# THE TASK
Each record must be reproduced exactly as it is shown.

[Dataset items]
******
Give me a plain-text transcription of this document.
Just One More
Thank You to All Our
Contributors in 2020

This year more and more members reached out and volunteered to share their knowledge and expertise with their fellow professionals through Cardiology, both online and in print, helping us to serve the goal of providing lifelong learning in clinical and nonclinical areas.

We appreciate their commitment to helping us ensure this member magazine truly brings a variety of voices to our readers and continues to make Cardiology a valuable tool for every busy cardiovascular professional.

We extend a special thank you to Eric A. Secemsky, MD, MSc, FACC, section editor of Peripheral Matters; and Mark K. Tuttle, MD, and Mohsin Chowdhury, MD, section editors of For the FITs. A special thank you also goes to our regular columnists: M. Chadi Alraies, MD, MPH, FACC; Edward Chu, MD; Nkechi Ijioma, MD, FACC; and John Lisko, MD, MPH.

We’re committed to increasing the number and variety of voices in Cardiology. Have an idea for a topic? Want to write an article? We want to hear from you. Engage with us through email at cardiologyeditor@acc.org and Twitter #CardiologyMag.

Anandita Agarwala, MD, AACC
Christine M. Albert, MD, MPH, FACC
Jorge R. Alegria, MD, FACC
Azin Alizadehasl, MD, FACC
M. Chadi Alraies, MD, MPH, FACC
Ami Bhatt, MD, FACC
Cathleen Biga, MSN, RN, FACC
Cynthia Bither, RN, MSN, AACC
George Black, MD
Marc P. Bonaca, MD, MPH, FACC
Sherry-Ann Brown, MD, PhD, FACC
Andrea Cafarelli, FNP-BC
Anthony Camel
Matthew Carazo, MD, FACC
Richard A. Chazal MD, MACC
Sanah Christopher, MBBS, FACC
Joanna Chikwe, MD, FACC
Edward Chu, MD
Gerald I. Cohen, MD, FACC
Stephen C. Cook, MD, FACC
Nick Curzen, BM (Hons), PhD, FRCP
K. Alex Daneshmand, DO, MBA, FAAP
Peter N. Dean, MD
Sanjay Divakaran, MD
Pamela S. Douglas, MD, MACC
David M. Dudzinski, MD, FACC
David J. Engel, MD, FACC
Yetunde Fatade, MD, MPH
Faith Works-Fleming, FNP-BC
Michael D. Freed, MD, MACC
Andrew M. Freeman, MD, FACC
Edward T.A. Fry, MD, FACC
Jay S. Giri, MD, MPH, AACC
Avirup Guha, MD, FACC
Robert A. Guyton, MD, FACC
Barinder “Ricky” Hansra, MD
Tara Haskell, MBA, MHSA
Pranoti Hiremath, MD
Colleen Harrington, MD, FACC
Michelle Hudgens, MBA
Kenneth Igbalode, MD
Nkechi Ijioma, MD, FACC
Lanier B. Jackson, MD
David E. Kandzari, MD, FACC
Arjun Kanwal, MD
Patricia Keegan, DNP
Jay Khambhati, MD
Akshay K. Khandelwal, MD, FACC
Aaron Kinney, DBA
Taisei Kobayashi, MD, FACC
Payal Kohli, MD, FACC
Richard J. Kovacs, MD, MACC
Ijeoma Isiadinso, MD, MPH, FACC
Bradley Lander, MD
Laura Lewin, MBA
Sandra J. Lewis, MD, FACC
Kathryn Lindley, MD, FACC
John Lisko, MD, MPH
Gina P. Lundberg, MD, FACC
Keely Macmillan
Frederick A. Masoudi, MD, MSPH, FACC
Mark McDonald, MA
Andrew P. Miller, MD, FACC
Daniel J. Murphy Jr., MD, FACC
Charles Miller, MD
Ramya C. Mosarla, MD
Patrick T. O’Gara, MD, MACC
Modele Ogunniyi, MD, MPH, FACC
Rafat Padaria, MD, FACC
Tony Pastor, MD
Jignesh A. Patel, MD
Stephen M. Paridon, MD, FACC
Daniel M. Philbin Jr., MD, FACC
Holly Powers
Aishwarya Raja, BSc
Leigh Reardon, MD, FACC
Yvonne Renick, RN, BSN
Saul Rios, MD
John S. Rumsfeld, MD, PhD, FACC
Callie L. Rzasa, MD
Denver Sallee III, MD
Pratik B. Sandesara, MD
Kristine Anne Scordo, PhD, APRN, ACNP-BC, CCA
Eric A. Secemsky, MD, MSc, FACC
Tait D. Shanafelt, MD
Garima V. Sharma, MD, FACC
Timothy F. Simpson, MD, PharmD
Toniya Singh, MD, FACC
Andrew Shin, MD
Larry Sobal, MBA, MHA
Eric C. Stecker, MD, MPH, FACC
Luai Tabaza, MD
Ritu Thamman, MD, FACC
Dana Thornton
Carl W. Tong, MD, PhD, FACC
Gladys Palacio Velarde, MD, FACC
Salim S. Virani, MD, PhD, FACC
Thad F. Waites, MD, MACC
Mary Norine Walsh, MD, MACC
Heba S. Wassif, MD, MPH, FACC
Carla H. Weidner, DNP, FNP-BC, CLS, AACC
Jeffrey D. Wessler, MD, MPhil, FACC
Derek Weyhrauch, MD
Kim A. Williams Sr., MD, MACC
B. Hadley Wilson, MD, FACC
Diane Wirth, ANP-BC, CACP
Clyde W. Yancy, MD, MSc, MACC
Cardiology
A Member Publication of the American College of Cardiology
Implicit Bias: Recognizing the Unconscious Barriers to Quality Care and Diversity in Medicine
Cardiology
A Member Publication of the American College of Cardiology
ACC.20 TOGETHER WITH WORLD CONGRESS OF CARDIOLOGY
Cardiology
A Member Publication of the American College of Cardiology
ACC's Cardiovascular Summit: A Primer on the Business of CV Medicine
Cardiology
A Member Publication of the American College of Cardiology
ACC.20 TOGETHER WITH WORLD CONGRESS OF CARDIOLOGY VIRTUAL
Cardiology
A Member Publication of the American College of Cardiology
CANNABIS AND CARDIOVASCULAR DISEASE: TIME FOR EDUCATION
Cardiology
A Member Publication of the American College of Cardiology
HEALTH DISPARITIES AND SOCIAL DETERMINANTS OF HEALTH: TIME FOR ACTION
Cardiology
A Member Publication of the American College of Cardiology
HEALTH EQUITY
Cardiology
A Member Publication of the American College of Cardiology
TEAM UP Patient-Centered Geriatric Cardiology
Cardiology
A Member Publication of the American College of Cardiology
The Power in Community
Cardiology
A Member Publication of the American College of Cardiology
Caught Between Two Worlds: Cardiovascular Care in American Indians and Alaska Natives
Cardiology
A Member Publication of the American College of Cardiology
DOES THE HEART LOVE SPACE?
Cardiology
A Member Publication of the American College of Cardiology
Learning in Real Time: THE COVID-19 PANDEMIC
******
# COMPLETED EXERCISE
Give me a plain-text transcription of this document.
Just One More
Thank You to All Our
Contributors in 2020

This year more and more members reached out and volunteered to share their knowledge and expertise with their fellow professionals through Cardiology, both online and in print, helping us to serve the goal of providing lifelong learning in clinical and nonclinical areas.

We appreciate their commitment to helping us ensure this member magazine truly brings a variety of voices to our readers and continues to make Cardiology a valuable tool for every busy cardiovascular professional.

We extend a special thank you to Eric A. Secemsky, MD, MSc, FACC, section editor of Peripheral Matters; and Mark K. Tuttle, MD, and Mohsin Chowdhury, MD, section editors of For the FITs. A special thank you also goes to our regular columnists: M. Chadi Alraies, MD, MPH, FACC; Edward Chu, MD; Nkechi Ijioma, MD, FACC; and John Lisko, MD, MPH.

We’re committed to increasing the number and variety of voices in Cardiology. Have an idea for a topic? Want to write an article? We want to hear from you. Engage with us through email at cardiologyeditor@acc.org and Twitter #CardiologyMag.

Anandita Agarwala, MD, AACC
Christine M. Albert, MD, MPH, FACC
Jorge R. Alegria, MD, FACC
Azin Alizadehasl, MD, FACC
M. Chadi Alraies, MD, MPH, FACC
Ami Bhatt, MD, FACC
Cathleen Biga, MSN, RN, FACC
Cynthia Bither, RN, MSN, AACC
George Black, MD
Marc P. Bonaca, MD, MPH, FACC
Sherry-Ann Brown, MD, PhD, FACC
Andrea Cafarelli, FNP-BC
Anthony Camel
Matthew Carazo, MD, FACC
Richard A. Chazal MD, MACC
Sanah Christopher, MBBS, FACC
Joanna Chikwe, MD, FACC
Edward Chu, MD
Gerald I. Cohen, MD, FACC
Stephen C. Cook, MD, FACC
Nick Curzen, BM (Hons), PhD, FRCP
K. Alex Daneshmand, DO, MBA, FAAP
Peter N. Dean, MD
Sanjay Divakaran, MD
Pamela S. Douglas, MD, MACC
David M. Dudzinski, MD, FACC
David J. Engel, MD, FACC
Yetunde Fatade, MD, MPH
Faith Works-Fleming, FNP-BC
Michael D. Freed, MD, MACC
Andrew M. Freeman, MD, FACC
Edward T.A. Fry, MD, FACC
Jay S. Giri, MD, MPH, AACC
Avirup Guha, MD, FACC
Robert A. Guyton, MD, FACC
Barinder “Ricky” Hansra, MD
Tara Haskell, MBA, MHSA
Pranoti Hiremath, MD
Colleen Harrington, MD, FACC
Michelle Hudgens, MBA
Kenneth Igbalode, MD
Nkechi Ijioma, MD, FACC
Lanier B. Jackson, MD
David E. Kandzari, MD, FACC
Arjun Kanwal, MD
Patricia Keegan, DNP
Jay Khambhati, MD
Akshay K. Khandelwal, MD, FACC
Aaron Kinney, DBA
Taisei Kobayashi, MD, FACC
Payal Kohli, MD, FACC
Richard J. Kovacs, MD, MACC
Ijeoma Isiadinso, MD, MPH, FACC
Bradley Lander, MD
Laura Lewin, MBA
Sandra J. Lewis, MD, FACC
Kathryn Lindley, MD, FACC
John Lisko, MD, MPH
Gina P. Lundberg, MD, FACC
Keely Macmillan
Frederick A. Masoudi, MD, MSPH, FACC
Mark McDonald, MA
Andrew P. Miller, MD, FACC
Daniel J. Murphy Jr., MD, FACC
Charles Miller, MD
Ramya C. Mosarla, MD
Patrick T. O’Gara, MD, MACC
Modele Ogunniyi, MD, MPH, FACC
Rafat Padaria, MD, FACC
Tony Pastor, MD
Jignesh A. Patel, MD
Stephen M. Paridon, MD, FACC
Daniel M. Philbin Jr., MD, FACC
Holly Powers
Aishwarya Raja, BSc
Leigh Reardon, MD, FACC
Yvonne Renick, RN, BSN
Saul Rios, MD
John S. Rumsfeld, MD, PhD, FACC
Callie L. Rzasa, MD
Denver Sallee III, MD
Pratik B. Sandesara, MD
Kristine Anne Scordo, PhD, APRN, ACNP-BC, CCA
Eric A. Secemsky, MD, MSc, FACC
Tait D. Shanafelt, MD
Garima V. Sharma, MD, FACC
Timothy F. Simpson, MD, PharmD
Toniya Singh, MD, FACC
Andrew Shin, MD
Larry Sobal, MBA, MHA
Eric C. Stecker, MD, MPH, FACC
Luai Tabaza, MD
Ritu Thamman, MD, FACC
Dana Thornton
Carl W. Tong, MD, PhD, FACC
Gladys Palacio Velarde, MD, FACC
Salim S. Virani, MD, PhD, FACC
Thad F. Waites, MD, MACC
Mary Norine Walsh, MD, MACC
Heba S. Wassif, MD, MPH, FACC
Carla H. Weidner, DNP, FNP-BC, CLS, AACC
Jeffrey D. Wessler, MD, MPhil, FACC
Derek Weyhrauch, MD
Kim A. Williams Sr., MD, MACC
B. Hadley Wilson, MD, FACC
Diane Wirth, ANP-BC, CACP
Clyde W. Yancy, MD, MSc, MACC
Cardiology
A Member Publication of the American College of Cardiology
Implicit Bias: Recognizing the Unconscious Barriers to Quality Care and Diversity in Medicine
Cardiology
A Member Publication of the American College of Cardiology
ACC.20 TOGETHER WITH WORLD CONGRESS OF CARDIOLOGY
Cardiology
A Member Publication of the American College of Cardiology
ACC's Cardiovascular Summit: A Primer on the Business of CV Medicine
Cardiology
A Member Publication of the American College of Cardiology
ACC.20 TOGETHER WITH WORLD CONGRESS OF CARDIOLOGY VIRTUAL
Cardiology
A Member Publication of the American College of Cardiology
CANNABIS AND CARDIOVASCULAR DISEASE: TIME FOR EDUCATION
Cardiology
A Member Publication of the American College of Cardiology
HEALTH DISPARITIES AND SOCIAL DETERMINANTS OF HEALTH: TIME FOR ACTION
Cardiology
A Member Publication of the American College of Cardiology
HEALTH EQUITY
Cardiology
A Member Publication of the American College of Cardiology
TEAM UP Patient-Centered Geriatric Cardiology
Cardiology
A Member Publication of the American College of Cardiology
The Power in Community
Cardiology
A Member Publication of the American College of Cardiology
Caught Between Two Worlds: Cardiovascular Care in American Indians and Alaska Natives
Cardiology
A Member Publication of the American College of Cardiology
DOES THE HEART LOVE SPACE?
Cardiology
A Member Publication of the American College of Cardiology
Learning in Real Time: THE COVID-19 PANDEMIC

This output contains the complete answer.